* [WHAT YOU NEED TO DO]:
Copy the data that follows, character for character, minus the pictures.

* [RECORDS TO PROCESS]:
────────────────

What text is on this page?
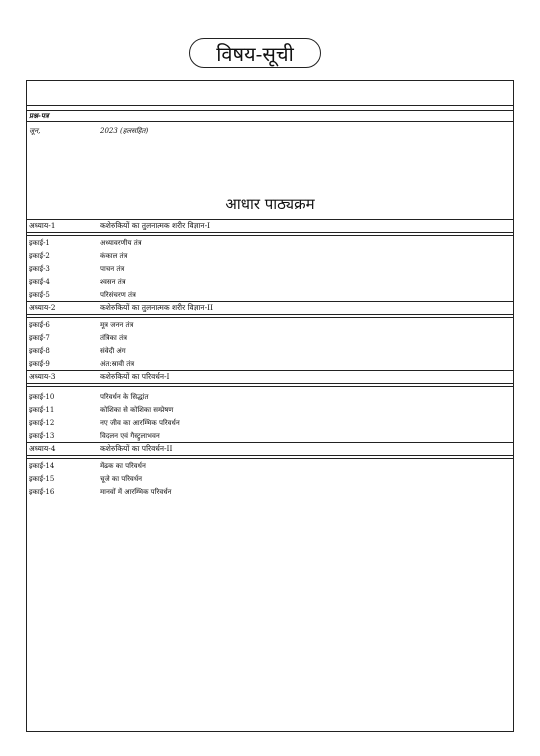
विषय-सूची
प्रश्न-पत्र
जून,	2023 (हलसहित)
आधार पाठ्यक्रम
अध्याय-1	कशेरुकियों का तुलनात्मक शरीर विज्ञान-I
इकाई-1	अध्यावरणीय तंत्र
इकाई-2	कंकाल तंत्र
इकाई-3	पाचन तंत्र
इकाई-4	श्वसन तंत्र
इकाई-5	परिसंचरण तंत्र
अध्याय-2	कशेरुकियों का तुलनात्मक शरीर विज्ञान-II
इकाई-6	मूत्र जनन तंत्र
इकाई-7	तंत्रिका तंत्र
इकाई-8	संवेदी अंग
इकाई-9	अंत:स्रावी तंत्र
अध्याय-3	कशेरुकियों का परिवर्धन-I
इकाई-10	परिवर्धन के सिद्धांत
इकाई-11	कोशिका से कोशिका सम्प्रेषण
इकाई-12	नए जीव का आरम्भिक परिवर्धन
इकाई-13	विदलन एवं गैस्ट्रुलाभवन
अध्याय-4	कशेरुकियों का परिवर्धन-II
इकाई-14	मेंढक का परिवर्धन
इकाई-15	चूजे का परिवर्धन
इकाई-16	मानवों में आरम्भिक परिवर्धन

────────────────

* [ANSWER TO THIS TASK]:
What text is on this page?
विषय-सूची
प्रश्न-पत्र
जून,	2023 (हलसहित)
आधार पाठ्यक्रम
अध्याय-1	कशेरुकियों का तुलनात्मक शरीर विज्ञान-I
इकाई-1	अध्यावरणीय तंत्र
इकाई-2	कंकाल तंत्र
इकाई-3	पाचन तंत्र
इकाई-4	श्वसन तंत्र
इकाई-5	परिसंचरण तंत्र
अध्याय-2	कशेरुकियों का तुलनात्मक शरीर विज्ञान-II
इकाई-6	मूत्र जनन तंत्र
इकाई-7	तंत्रिका तंत्र
इकाई-8	संवेदी अंग
इकाई-9	अंत:स्रावी तंत्र
अध्याय-3	कशेरुकियों का परिवर्धन-I
इकाई-10	परिवर्धन के सिद्धांत
इकाई-11	कोशिका से कोशिका सम्प्रेषण
इकाई-12	नए जीव का आरम्भिक परिवर्धन
इकाई-13	विदलन एवं गैस्ट्रुलाभवन
अध्याय-4	कशेरुकियों का परिवर्धन-II
इकाई-14	मेंढक का परिवर्धन
इकाई-15	चूजे का परिवर्धन
इकाई-16	मानवों में आरम्भिक परिवर्धन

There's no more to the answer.